• _Exercise instructions_:
Repeat the full listing below verbatim and keep the images out.

• _Data for the task_:
►

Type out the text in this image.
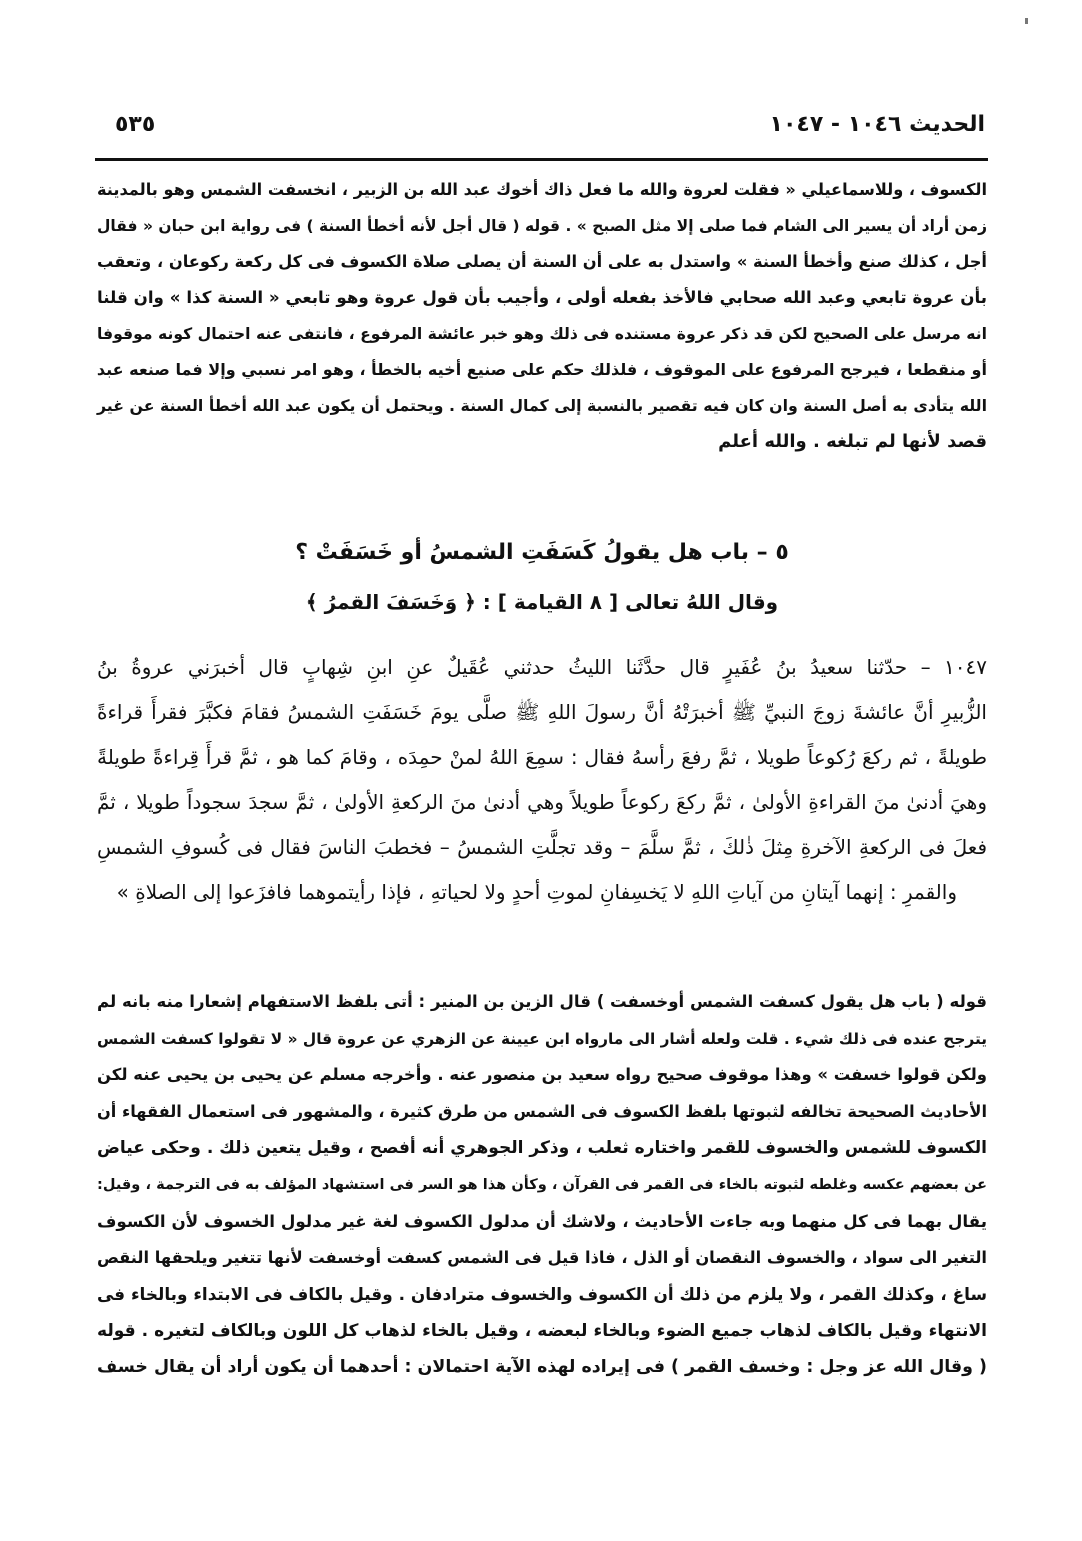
الحديث ١٠٤٦ - ١٠٤٧
٥٣٥
الكسوف ، وللاسماعيلي « فقلت لعروة والله ما فعل ذاك أخوك عبد الله بن الزبير ، انخسفت الشمس وهو بالمدينة
زمن أراد أن يسير الى الشام فما صلى إلا مثل الصبح » . قوله ( قال أجل لأنه أخطأ السنة ) فى رواية ابن حبان « فقال
أجل ، كذلك صنع وأخطأ السنة » واستدل به على أن السنة أن يصلى صلاة الكسوف فى كل ركعة ركوعان ، وتعقب
بأن عروة تابعي وعبد الله صحابي فالأخذ بفعله أولى ، وأجيب بأن قول عروة وهو تابعي « السنة كذا » وان قلنا
انه مرسل على الصحيح لكن قد ذكر عروة مستنده فى ذلك وهو خبر عائشة المرفوع ، فانتفى عنه احتمال كونه موقوفا
أو منقطعا ، فيرجح المرفوع على الموقوف ، فلذلك حكم على صنيع أخيه بالخطأ ، وهو امر نسبي وإلا فما صنعه عبد
الله يتأدى به أصل السنة وان كان فيه تقصير بالنسبة إلى كمال السنة . ويحتمل أن يكون عبد الله أخطأ السنة عن غير
قصد لأنها لم تبلغه . والله أعلم
٥ – باب هل يقولُ كَسَفَتِ الشمسُ أو خَسَفَتْ ؟
وقال اللهُ تعالى [ ٨ القيامة ] : ﴿ وَخَسَفَ القمرُ ﴾
١٠٤٧ – حدّثنا سعيدُ بنُ عُفَيرٍ قال حدَّثَنا الليثُ حدثني عُقَيلٌ عنِ ابنِ شِهابٍ قال أخبرَني عروةُ بنُ
الزُّبيرِ أنَّ عائشةَ زوجَ النبيِّ ﷺ أخبرَتْهُ أنَّ رسولَ اللهِ ﷺ صلَّى يومَ خَسَفَتِ الشمسُ فقامَ فكبَّرَ فقرأَ قراءةً
طويلةً ، ثم ركعَ رُكوعاً طويلا ، ثمَّ رفعَ رأسهُ فقال : سمِعَ اللهُ لمنْ حمِدَه ، وقامَ كما هو ، ثمَّ قرأَ قِراءةً طويلةً
وهيَ أدنىٰ منَ القراءةِ الأولىٰ ، ثمَّ ركعَ ركوعاً طويلاً وهي أدنىٰ منَ الركعةِ الأولىٰ ، ثمَّ سجدَ سجوداً طويلا ، ثمَّ
فعلَ فى الركعةِ الآخرةِ مِثلَ ذٰلكَ ، ثمَّ سلَّمَ – وقد تجلَّتِ الشمسُ – فخطبَ الناسَ فقال فى كُسوفِ الشمسِ
والقمرِ : إنهما آيتانِ من آياتِ اللهِ لا يَخسِفانِ لموتِ أحدٍ ولا لحياتهِ ، فإذا رأيتموهما فافزَعوا إلى الصلاةِ »
قوله ( باب هل يقول كسفت الشمس أوخسفت ) قال الزين بن المنير : أتى بلفظ الاستفهام إشعارا منه بانه لم
يترجح عنده فى ذلك شيء . قلت ولعله أشار الى مارواه ابن عيينة عن الزهري عن عروة قال « لا تقولوا كسفت الشمس
ولكن قولوا خسفت » وهذا موقوف صحيح رواه سعيد بن منصور عنه . وأخرجه مسلم عن يحيى بن يحيى عنه لكن
الأحاديث الصحيحة تخالفه لثبوتها بلفظ الكسوف فى الشمس من طرق كثيرة ، والمشهور فى استعمال الفقهاء أن
الكسوف للشمس والخسوف للقمر واختاره ثعلب ، وذكر الجوهري أنه أفصح ، وقيل يتعين ذلك . وحكى عياض
عن بعضهم عكسه وغلطه لثبوته بالخاء فى القمر فى القرآن ، وكأن هذا هو السر فى استشهاد المؤلف به فى الترجمة ، وقيل:
يقال بهما فى كل منهما وبه جاءت الأحاديث ، ولاشك أن مدلول الكسوف لغة غير مدلول الخسوف لأن الكسوف
التغير الى سواد ، والخسوف النقصان أو الذل ، فاذا قيل فى الشمس كسفت أوخسفت لأنها تتغير ويلحقها النقص
ساغ ، وكذلك القمر ، ولا يلزم من ذلك أن الكسوف والخسوف مترادفان . وقيل بالكاف فى الابتداء وبالخاء فى
الانتهاء وقيل بالكاف لذهاب جميع الضوء وبالخاء لبعضه ، وقيل بالخاء لذهاب كل اللون وبالكاف لتغيره . قوله
( وقال الله عز وجل : وخسف القمر ) فى إيراده لهذه الآية احتمالان : أحدهما أن يكون أراد أن يقال خسف
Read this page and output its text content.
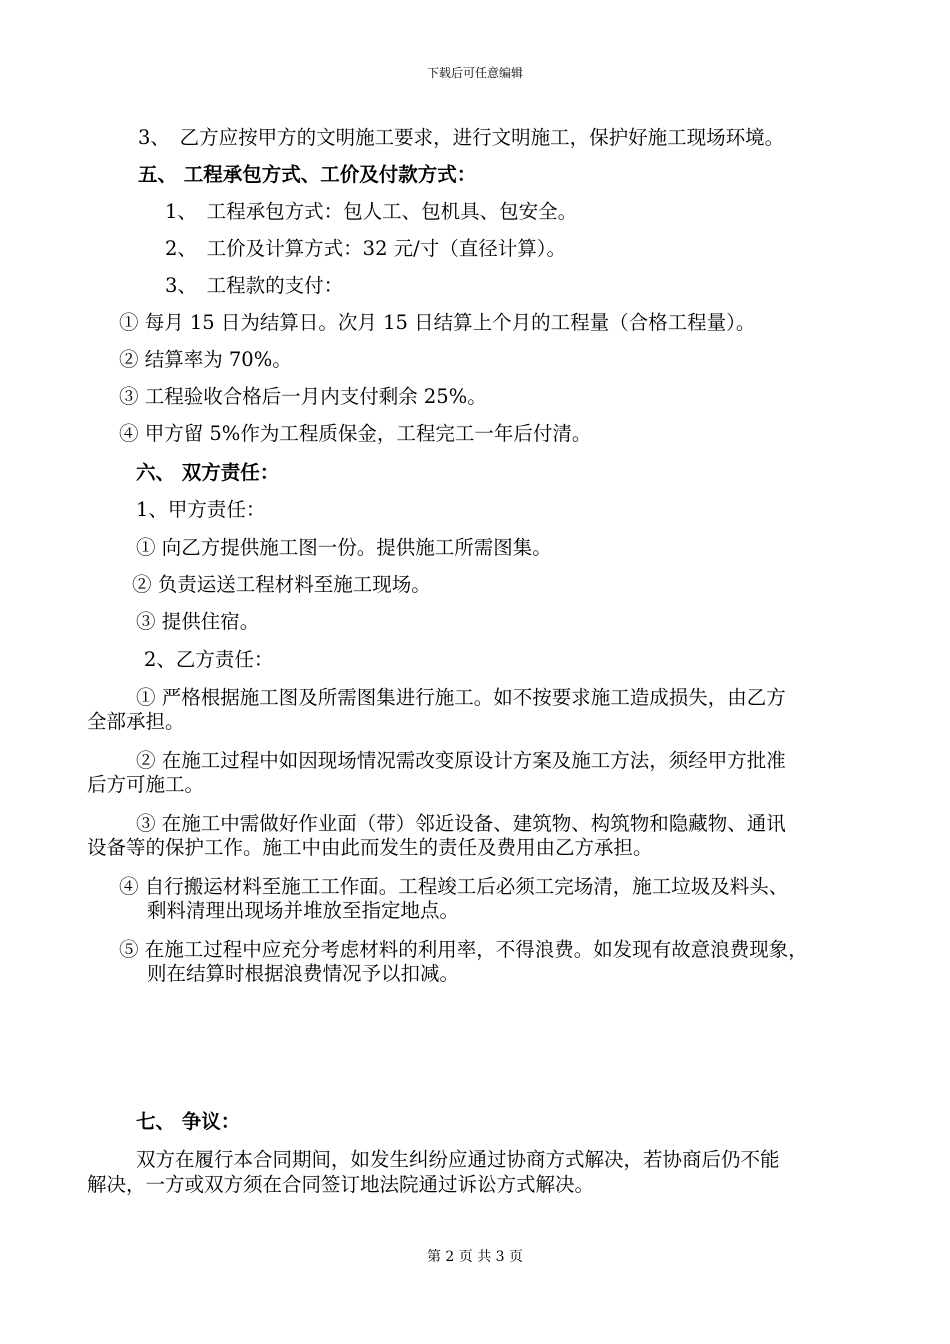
下载后可任意编辑
3、　乙方应按甲方的文明施工要求，进行文明施工，保护好施工现场环境。
五、 工程承包方式、工价及付款方式：
1、　工程承包方式：包人工、包机具、包安全。
2、　工价及计算方式：32 元/寸（直径计算）。
3、　工程款的支付：
① 每月 15 日为结算日。次月 15 日结算上个月的工程量（合格工程量）。
② 结算率为 70%。
③ 工程验收合格后一月内支付剩余 25%。
④ 甲方留 5%作为工程质保金，工程完工一年后付清。
六、 双方责任：
1、甲方责任：
① 向乙方提供施工图一份。提供施工所需图集。
② 负责运送工程材料至施工现场。
③ 提供住宿。
2、乙方责任：
① 严格根据施工图及所需图集进行施工。如不按要求施工造成损失，由乙方
全部承担。
② 在施工过程中如因现场情况需改变原设计方案及施工方法，须经甲方批准
后方可施工。
③ 在施工中需做好作业面（带）邻近设备、建筑物、构筑物和隐藏物、通讯
设备等的保护工作。施工中由此而发生的责任及费用由乙方承担。
④ 自行搬运材料至施工工作面。工程竣工后必须工完场清，施工垃圾及料头、
剩料清理出现场并堆放至指定地点。
⑤ 在施工过程中应充分考虑材料的利用率，不得浪费。如发现有故意浪费现象，
则在结算时根据浪费情况予以扣减。
七、 争议：
双方在履行本合同期间，如发生纠纷应通过协商方式解决，若协商后仍不能
解决，一方或双方须在合同签订地法院通过诉讼方式解决。
第 2 页 共 3 页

◄

• _Written response_:
Type out the text in this image.
الحديث ١٠٤٦ - ١٠٤٧
٥٣٥
الكسوف ، وللاسماعيلي « فقلت لعروة والله ما فعل ذاك أخوك عبد الله بن الزبير ، انخسفت الشمس وهو بالمدينة
زمن أراد أن يسير الى الشام فما صلى إلا مثل الصبح » . قوله ( قال أجل لأنه أخطأ السنة ) فى رواية ابن حبان « فقال
أجل ، كذلك صنع وأخطأ السنة » واستدل به على أن السنة أن يصلى صلاة الكسوف فى كل ركعة ركوعان ، وتعقب
بأن عروة تابعي وعبد الله صحابي فالأخذ بفعله أولى ، وأجيب بأن قول عروة وهو تابعي « السنة كذا » وان قلنا
انه مرسل على الصحيح لكن قد ذكر عروة مستنده فى ذلك وهو خبر عائشة المرفوع ، فانتفى عنه احتمال كونه موقوفا
أو منقطعا ، فيرجح المرفوع على الموقوف ، فلذلك حكم على صنيع أخيه بالخطأ ، وهو امر نسبي وإلا فما صنعه عبد
الله يتأدى به أصل السنة وان كان فيه تقصير بالنسبة إلى كمال السنة . ويحتمل أن يكون عبد الله أخطأ السنة عن غير
قصد لأنها لم تبلغه . والله أعلم
٥ – باب هل يقولُ كَسَفَتِ الشمسُ أو خَسَفَتْ ؟
وقال اللهُ تعالى [ ٨ القيامة ] : ﴿ وَخَسَفَ القمرُ ﴾
١٠٤٧ – حدّثنا سعيدُ بنُ عُفَيرٍ قال حدَّثَنا الليثُ حدثني عُقَيلٌ عنِ ابنِ شِهابٍ قال أخبرَني عروةُ بنُ
الزُّبيرِ أنَّ عائشةَ زوجَ النبيِّ ﷺ أخبرَتْهُ أنَّ رسولَ اللهِ ﷺ صلَّى يومَ خَسَفَتِ الشمسُ فقامَ فكبَّرَ فقرأَ قراءةً
طويلةً ، ثم ركعَ رُكوعاً طويلا ، ثمَّ رفعَ رأسهُ فقال : سمِعَ اللهُ لمنْ حمِدَه ، وقامَ كما هو ، ثمَّ قرأَ قِراءةً طويلةً
وهيَ أدنىٰ منَ القراءةِ الأولىٰ ، ثمَّ ركعَ ركوعاً طويلاً وهي أدنىٰ منَ الركعةِ الأولىٰ ، ثمَّ سجدَ سجوداً طويلا ، ثمَّ
فعلَ فى الركعةِ الآخرةِ مِثلَ ذٰلكَ ، ثمَّ سلَّمَ – وقد تجلَّتِ الشمسُ – فخطبَ الناسَ فقال فى كُسوفِ الشمسِ
والقمرِ : إنهما آيتانِ من آياتِ اللهِ لا يَخسِفانِ لموتِ أحدٍ ولا لحياتهِ ، فإذا رأيتموهما فافزَعوا إلى الصلاةِ »
قوله ( باب هل يقول كسفت الشمس أوخسفت ) قال الزين بن المنير : أتى بلفظ الاستفهام إشعارا منه بانه لم
يترجح عنده فى ذلك شيء . قلت ولعله أشار الى مارواه ابن عيينة عن الزهري عن عروة قال « لا تقولوا كسفت الشمس
ولكن قولوا خسفت » وهذا موقوف صحيح رواه سعيد بن منصور عنه . وأخرجه مسلم عن يحيى بن يحيى عنه لكن
الأحاديث الصحيحة تخالفه لثبوتها بلفظ الكسوف فى الشمس من طرق كثيرة ، والمشهور فى استعمال الفقهاء أن
الكسوف للشمس والخسوف للقمر واختاره ثعلب ، وذكر الجوهري أنه أفصح ، وقيل يتعين ذلك . وحكى عياض
عن بعضهم عكسه وغلطه لثبوته بالخاء فى القمر فى القرآن ، وكأن هذا هو السر فى استشهاد المؤلف به فى الترجمة ، وقيل:
يقال بهما فى كل منهما وبه جاءت الأحاديث ، ولاشك أن مدلول الكسوف لغة غير مدلول الخسوف لأن الكسوف
التغير الى سواد ، والخسوف النقصان أو الذل ، فاذا قيل فى الشمس كسفت أوخسفت لأنها تتغير ويلحقها النقص
ساغ ، وكذلك القمر ، ولا يلزم من ذلك أن الكسوف والخسوف مترادفان . وقيل بالكاف فى الابتداء وبالخاء فى
الانتهاء وقيل بالكاف لذهاب جميع الضوء وبالخاء لبعضه ، وقيل بالخاء لذهاب كل اللون وبالكاف لتغيره . قوله
( وقال الله عز وجل : وخسف القمر ) فى إيراده لهذه الآية احتمالان : أحدهما أن يكون أراد أن يقال خسف
Read this page and output its text content.
下载后可任意编辑
3、　乙方应按甲方的文明施工要求，进行文明施工，保护好施工现场环境。
五、 工程承包方式、工价及付款方式：
1、　工程承包方式：包人工、包机具、包安全。
2、　工价及计算方式：32 元/寸（直径计算）。
3、　工程款的支付：
① 每月 15 日为结算日。次月 15 日结算上个月的工程量（合格工程量）。
② 结算率为 70%。
③ 工程验收合格后一月内支付剩余 25%。
④ 甲方留 5%作为工程质保金，工程完工一年后付清。
六、 双方责任：
1、甲方责任：
① 向乙方提供施工图一份。提供施工所需图集。
② 负责运送工程材料至施工现场。
③ 提供住宿。
2、乙方责任：
① 严格根据施工图及所需图集进行施工。如不按要求施工造成损失，由乙方
全部承担。
② 在施工过程中如因现场情况需改变原设计方案及施工方法，须经甲方批准
后方可施工。
③ 在施工中需做好作业面（带）邻近设备、建筑物、构筑物和隐藏物、通讯
设备等的保护工作。施工中由此而发生的责任及费用由乙方承担。
④ 自行搬运材料至施工工作面。工程竣工后必须工完场清，施工垃圾及料头、
剩料清理出现场并堆放至指定地点。
⑤ 在施工过程中应充分考虑材料的利用率，不得浪费。如发现有故意浪费现象，
则在结算时根据浪费情况予以扣减。
七、 争议：
双方在履行本合同期间，如发生纠纷应通过协商方式解决，若协商后仍不能
解决，一方或双方须在合同签订地法院通过诉讼方式解决。
第 2 页 共 3 页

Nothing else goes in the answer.